**COMPITI ED ESERCIZI**
(a) Ripeti senza modifiche il passo dell'intervento sulla Lista che va da "E visto che" fino a "3 nostri parlamentari." compreso.
(b) Traduci in inglese questa frase dell'intervento sulla Lista: «Siamo una forza esigua ma si deve ripartire anche dalla nostra esperienza.»
(c) Porta avanti l'intervento sulla Lista, riprendendo subito dopo la sua ultima frase.

**ESTRATTO DEL DOCUMENTO**
============================================================

E visto che sono a Bologna, vorrei qui rendere omaggio al grande sforzo che è stato fatto dalla lista Altra Emilia Romagna (e anche Altra Calabria, Altra Liguria) per proseguire il discorso cominciato con la campagna per le elezioni europee. Campagna che ha pur sempre portato dei risultati, visto che nel parlamento europeo ci sono 3 nostri parlamentari.
È il primo punto su cui vorrei insistere, in quest’assemblea. Non ricominciamo da zero. Ricominciamo da tre (i 3 parlamentari appunto). Esistiamo, anche se siamo spesso un soggetto performativo, per usare ironicamente un termine della linguistica. Come europarlamentare mi trovo spesso davanti alla domanda: “E tu, chi sei?”. In quel momento, nominando la Lista, per forza di cose la faccio esistere come soggetto compiuto. Siamo una forza esigua ma si deve ripartire anche dalla nostra esperienza. Il che vuol dire: dai territori che l’hanno continuata a far vivere, dai successi e dalle adesioni che otteniamo localmente. Non aspettiamo, per nascere come soggetto politico, che altri decidano quale alternativa nuova e mai vista debba nascere alla politica di Renzi.

============================================================

**MATERIALE**

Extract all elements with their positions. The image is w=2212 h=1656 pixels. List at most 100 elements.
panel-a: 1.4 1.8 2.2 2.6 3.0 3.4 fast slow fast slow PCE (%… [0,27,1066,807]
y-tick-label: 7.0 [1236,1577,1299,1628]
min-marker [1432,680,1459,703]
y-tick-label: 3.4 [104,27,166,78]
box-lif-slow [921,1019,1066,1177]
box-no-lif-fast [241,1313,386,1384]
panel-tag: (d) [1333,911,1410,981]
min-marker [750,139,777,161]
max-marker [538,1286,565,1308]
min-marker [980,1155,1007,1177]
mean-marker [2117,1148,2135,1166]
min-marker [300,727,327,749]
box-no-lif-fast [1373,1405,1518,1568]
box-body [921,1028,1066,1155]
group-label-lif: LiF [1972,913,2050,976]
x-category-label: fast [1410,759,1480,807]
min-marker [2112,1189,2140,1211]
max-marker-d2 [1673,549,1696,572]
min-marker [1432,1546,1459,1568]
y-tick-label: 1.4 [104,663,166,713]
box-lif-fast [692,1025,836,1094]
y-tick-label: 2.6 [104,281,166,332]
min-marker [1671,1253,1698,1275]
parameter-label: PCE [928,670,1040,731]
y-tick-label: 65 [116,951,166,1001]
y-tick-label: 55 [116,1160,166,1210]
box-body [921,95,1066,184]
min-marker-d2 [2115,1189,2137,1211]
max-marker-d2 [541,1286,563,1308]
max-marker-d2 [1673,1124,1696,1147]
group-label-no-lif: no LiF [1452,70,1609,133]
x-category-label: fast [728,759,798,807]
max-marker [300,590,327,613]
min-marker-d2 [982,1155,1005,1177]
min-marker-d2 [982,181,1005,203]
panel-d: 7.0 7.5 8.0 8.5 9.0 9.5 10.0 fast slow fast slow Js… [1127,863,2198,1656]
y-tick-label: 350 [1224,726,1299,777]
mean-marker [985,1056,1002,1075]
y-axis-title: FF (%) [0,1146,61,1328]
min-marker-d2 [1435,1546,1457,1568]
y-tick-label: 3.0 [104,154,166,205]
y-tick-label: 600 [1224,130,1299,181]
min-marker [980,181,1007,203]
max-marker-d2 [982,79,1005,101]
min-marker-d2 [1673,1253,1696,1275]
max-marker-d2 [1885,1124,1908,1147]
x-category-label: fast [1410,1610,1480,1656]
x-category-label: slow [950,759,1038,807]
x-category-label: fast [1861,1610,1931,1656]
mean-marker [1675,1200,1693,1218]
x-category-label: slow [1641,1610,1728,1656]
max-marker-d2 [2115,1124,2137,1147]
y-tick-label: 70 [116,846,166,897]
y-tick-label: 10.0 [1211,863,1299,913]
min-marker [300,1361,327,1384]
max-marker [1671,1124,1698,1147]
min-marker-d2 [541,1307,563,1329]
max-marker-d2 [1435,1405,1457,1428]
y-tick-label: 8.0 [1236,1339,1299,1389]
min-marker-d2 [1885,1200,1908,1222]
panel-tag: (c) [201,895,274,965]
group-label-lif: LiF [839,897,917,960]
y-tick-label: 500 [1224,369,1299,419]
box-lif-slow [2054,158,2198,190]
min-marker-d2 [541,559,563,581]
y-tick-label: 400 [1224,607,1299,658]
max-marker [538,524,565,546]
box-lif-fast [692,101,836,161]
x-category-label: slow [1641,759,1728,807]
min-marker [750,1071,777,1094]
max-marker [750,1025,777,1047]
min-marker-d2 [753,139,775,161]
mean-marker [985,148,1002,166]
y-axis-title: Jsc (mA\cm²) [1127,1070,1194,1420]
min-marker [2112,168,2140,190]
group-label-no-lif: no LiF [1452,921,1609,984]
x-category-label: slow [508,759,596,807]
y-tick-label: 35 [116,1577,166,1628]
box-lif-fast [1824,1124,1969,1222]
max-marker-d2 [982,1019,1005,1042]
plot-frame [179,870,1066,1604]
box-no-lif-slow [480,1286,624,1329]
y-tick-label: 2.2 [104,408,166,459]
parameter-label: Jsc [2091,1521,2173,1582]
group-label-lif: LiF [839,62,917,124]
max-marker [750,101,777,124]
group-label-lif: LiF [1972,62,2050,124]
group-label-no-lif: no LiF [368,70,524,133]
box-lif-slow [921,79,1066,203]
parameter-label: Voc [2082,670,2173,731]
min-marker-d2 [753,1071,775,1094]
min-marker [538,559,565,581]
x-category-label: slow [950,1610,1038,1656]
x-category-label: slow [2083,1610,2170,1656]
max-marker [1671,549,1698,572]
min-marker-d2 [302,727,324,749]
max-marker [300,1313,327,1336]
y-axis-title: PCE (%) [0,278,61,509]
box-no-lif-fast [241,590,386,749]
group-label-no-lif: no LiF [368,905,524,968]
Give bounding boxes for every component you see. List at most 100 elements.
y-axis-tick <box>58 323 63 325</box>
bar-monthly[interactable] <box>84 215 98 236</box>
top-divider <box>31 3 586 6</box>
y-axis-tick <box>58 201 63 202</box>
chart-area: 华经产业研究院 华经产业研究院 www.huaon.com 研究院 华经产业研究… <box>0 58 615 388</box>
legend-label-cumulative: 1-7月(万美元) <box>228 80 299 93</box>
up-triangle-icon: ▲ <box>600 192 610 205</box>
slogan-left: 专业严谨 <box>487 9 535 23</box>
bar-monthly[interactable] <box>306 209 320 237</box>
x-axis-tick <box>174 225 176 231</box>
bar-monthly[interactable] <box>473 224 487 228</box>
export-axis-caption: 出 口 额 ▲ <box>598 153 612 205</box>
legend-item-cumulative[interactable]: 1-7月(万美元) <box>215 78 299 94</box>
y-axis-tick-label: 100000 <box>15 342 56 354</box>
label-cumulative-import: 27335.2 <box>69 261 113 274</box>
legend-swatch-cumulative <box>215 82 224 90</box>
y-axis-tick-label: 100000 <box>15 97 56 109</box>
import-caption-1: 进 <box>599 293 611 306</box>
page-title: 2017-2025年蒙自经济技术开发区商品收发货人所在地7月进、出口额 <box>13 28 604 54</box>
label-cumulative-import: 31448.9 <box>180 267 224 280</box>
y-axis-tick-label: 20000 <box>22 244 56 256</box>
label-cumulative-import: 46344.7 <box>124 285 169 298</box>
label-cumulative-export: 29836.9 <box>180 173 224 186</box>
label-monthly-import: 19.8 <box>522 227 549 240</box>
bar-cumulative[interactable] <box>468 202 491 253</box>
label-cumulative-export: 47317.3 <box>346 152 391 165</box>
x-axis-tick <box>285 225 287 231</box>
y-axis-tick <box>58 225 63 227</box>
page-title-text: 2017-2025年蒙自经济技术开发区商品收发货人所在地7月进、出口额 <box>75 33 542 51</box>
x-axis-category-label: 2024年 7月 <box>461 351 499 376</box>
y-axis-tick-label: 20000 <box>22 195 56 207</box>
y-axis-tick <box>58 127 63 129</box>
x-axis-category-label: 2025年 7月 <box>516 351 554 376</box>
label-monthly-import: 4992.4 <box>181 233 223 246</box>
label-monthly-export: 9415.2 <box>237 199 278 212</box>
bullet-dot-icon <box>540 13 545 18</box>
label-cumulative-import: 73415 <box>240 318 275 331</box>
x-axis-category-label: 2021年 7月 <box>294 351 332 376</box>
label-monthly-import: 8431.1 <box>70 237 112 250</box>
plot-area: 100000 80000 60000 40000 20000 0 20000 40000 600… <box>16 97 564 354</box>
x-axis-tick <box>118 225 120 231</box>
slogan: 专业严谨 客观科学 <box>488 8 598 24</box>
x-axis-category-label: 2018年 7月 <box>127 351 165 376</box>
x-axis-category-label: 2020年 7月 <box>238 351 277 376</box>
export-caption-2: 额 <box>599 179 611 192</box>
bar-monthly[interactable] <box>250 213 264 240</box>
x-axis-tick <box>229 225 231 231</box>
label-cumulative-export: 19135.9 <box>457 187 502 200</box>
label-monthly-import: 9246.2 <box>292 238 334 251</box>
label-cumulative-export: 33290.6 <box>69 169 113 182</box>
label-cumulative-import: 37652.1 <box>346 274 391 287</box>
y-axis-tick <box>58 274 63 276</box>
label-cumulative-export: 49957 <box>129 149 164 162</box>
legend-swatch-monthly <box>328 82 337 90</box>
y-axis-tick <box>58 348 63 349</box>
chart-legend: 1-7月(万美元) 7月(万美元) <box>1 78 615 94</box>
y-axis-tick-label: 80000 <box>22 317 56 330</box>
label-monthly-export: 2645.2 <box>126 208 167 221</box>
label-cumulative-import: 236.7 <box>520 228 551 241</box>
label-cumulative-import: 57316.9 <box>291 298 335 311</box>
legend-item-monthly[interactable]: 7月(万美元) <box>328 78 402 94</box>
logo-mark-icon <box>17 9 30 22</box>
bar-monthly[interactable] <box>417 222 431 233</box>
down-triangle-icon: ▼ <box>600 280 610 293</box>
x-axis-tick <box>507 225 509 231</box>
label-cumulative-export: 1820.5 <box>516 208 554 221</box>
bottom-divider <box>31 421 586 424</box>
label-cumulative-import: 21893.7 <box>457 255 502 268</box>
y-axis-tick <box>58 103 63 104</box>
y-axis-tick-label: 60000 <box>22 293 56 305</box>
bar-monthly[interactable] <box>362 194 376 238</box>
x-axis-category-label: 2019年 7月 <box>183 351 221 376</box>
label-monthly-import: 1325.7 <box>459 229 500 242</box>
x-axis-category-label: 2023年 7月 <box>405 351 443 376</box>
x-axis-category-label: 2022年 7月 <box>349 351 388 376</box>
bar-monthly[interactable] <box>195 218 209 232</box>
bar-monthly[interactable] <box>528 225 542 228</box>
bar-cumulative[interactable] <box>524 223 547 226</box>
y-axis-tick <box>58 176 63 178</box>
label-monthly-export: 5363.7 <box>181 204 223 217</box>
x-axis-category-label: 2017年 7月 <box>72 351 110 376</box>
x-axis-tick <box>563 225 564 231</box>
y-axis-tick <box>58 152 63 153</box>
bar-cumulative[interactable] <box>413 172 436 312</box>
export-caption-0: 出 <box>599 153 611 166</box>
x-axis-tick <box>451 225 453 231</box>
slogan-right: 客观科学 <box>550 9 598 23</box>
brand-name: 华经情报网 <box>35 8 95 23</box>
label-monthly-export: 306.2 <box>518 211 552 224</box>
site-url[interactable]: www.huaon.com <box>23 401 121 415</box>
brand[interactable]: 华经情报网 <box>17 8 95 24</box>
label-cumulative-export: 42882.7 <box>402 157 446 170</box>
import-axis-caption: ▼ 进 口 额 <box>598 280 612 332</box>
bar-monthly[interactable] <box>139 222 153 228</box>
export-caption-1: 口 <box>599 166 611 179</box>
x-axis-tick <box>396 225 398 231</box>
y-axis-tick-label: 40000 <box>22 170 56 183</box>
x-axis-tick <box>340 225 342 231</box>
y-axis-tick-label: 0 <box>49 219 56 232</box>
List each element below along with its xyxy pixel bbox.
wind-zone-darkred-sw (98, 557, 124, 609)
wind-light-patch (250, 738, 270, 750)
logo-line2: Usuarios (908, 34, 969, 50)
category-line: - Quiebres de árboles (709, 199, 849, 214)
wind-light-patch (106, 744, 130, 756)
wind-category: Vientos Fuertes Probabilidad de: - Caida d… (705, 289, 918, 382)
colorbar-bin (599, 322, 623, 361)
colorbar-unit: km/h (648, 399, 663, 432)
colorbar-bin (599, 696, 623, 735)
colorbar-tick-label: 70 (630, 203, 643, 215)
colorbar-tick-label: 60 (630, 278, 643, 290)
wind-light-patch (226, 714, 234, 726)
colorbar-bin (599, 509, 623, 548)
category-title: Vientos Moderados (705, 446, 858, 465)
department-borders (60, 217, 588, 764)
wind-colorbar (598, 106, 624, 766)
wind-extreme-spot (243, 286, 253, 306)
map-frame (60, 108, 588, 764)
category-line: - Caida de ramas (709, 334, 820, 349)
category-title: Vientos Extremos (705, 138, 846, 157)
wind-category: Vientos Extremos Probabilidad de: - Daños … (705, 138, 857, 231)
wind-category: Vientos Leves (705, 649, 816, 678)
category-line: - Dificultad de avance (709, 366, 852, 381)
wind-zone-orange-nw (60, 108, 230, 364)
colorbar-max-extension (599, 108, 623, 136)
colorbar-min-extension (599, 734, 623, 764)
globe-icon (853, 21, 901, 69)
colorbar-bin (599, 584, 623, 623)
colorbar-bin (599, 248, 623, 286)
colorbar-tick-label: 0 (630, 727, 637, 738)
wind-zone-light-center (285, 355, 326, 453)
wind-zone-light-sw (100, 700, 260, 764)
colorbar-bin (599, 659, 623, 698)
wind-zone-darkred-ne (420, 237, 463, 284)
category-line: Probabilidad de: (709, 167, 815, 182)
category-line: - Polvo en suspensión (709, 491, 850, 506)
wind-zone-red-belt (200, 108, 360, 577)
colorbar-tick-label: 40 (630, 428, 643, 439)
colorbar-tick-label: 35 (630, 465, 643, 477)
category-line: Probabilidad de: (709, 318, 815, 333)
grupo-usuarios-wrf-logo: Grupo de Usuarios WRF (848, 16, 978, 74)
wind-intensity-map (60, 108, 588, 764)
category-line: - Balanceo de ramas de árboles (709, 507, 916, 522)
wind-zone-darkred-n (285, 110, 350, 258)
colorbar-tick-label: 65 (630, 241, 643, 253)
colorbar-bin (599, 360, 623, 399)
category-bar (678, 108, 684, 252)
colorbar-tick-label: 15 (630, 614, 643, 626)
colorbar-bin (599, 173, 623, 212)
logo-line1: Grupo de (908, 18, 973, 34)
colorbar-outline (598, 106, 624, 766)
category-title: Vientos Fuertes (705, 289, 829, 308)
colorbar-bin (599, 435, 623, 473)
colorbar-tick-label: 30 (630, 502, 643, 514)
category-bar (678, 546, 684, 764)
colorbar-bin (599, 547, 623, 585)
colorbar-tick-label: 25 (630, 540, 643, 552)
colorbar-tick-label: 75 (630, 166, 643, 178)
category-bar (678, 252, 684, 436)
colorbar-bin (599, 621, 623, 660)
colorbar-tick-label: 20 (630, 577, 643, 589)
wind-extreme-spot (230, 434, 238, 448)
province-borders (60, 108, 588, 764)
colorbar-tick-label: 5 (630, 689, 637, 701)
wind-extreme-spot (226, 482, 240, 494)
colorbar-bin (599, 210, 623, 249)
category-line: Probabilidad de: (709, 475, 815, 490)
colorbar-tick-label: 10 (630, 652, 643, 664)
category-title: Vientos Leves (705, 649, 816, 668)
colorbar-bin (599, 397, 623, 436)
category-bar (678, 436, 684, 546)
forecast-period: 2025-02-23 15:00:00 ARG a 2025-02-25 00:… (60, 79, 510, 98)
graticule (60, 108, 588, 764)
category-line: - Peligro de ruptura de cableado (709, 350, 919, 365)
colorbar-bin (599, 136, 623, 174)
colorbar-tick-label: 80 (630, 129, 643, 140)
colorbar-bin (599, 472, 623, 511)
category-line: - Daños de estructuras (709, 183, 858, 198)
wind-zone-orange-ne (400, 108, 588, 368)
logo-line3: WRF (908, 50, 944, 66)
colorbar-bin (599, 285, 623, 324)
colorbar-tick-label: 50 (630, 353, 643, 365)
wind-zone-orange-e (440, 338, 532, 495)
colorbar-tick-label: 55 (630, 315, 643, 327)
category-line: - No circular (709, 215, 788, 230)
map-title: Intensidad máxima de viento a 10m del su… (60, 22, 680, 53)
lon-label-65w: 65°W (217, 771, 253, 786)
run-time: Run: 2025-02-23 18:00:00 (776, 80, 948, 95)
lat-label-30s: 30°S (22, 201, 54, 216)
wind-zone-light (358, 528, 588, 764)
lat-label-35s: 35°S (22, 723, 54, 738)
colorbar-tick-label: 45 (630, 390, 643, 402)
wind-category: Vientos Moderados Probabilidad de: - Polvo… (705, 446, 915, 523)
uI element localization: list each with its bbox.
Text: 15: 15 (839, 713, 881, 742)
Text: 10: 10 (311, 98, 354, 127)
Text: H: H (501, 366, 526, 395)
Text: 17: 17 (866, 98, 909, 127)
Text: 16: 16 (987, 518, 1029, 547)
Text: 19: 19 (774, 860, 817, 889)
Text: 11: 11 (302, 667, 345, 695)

============================================================

**RISULTATI DEGLI ESERCIZI**
(a)
E visto che sono a Bologna, vorrei qui rendere omaggio al grande sforzo che è stato fatto dalla lista Altra Emilia Romagna (e anche Altra Calabria, Altra Liguria) per proseguire il discorso cominciato con la campagna per le elezioni europee. Campagna che ha pur sempre portato dei risultati, visto che nel parlamento europeo ci sono 3 nostri parlamentari.

(b) We are a small force, but we must also start again from our own experience.

(c)
Il secondo punto che vorrei indicare riguarda la natura che si darà la Lista. È un punto collegato al primo, perché si tratta di insistere sempre, di nuovo, sull’intuizione iniziale: sull’aspirazione a essere, come movimento, massimamente inclusivi e unitari, massimamente aperti a tutte le adesioni. Aperti, come lo eravamo nelle elezioni europee, alle persone, ai diversi partiti e ai diversi movimenti della sinistra radicale, e anche a chi non si identifica del tutto con la formazione della Sinistra Europea ma si batte comunque per un’alternativa a Renzi e alle grandi intese popolari-socialisti-liberali nel Parlamento e nelle altre istituzioni europee: penso agli ecologisti, ai militanti delle battaglie anticorruzione e antimafia, e ai delusi del M5S, e infine – ancora una volta, e sempre più – agli astensionisti. È il motivo per cui, vorrei dirlo qui a Bologna, ho personalmente deciso tenere in sospeso la mia adesione alla Sinistra Europea, come parlamentare del Gue. Il nostro progetto politico non era la riproposizione di un insieme di partitini, e anche se essenzialmente di sinistra non era solo di sinistra. Non era antipartitico, ma era rigorosamente non-partitico. A me sembra che le scelte di molte nuove forze in ascesa della sinistra – Podemos in Spagna, il movimento “barriera umana” di Ivan Sinčić in Croazia – vadano precisamente nella stessa direzione.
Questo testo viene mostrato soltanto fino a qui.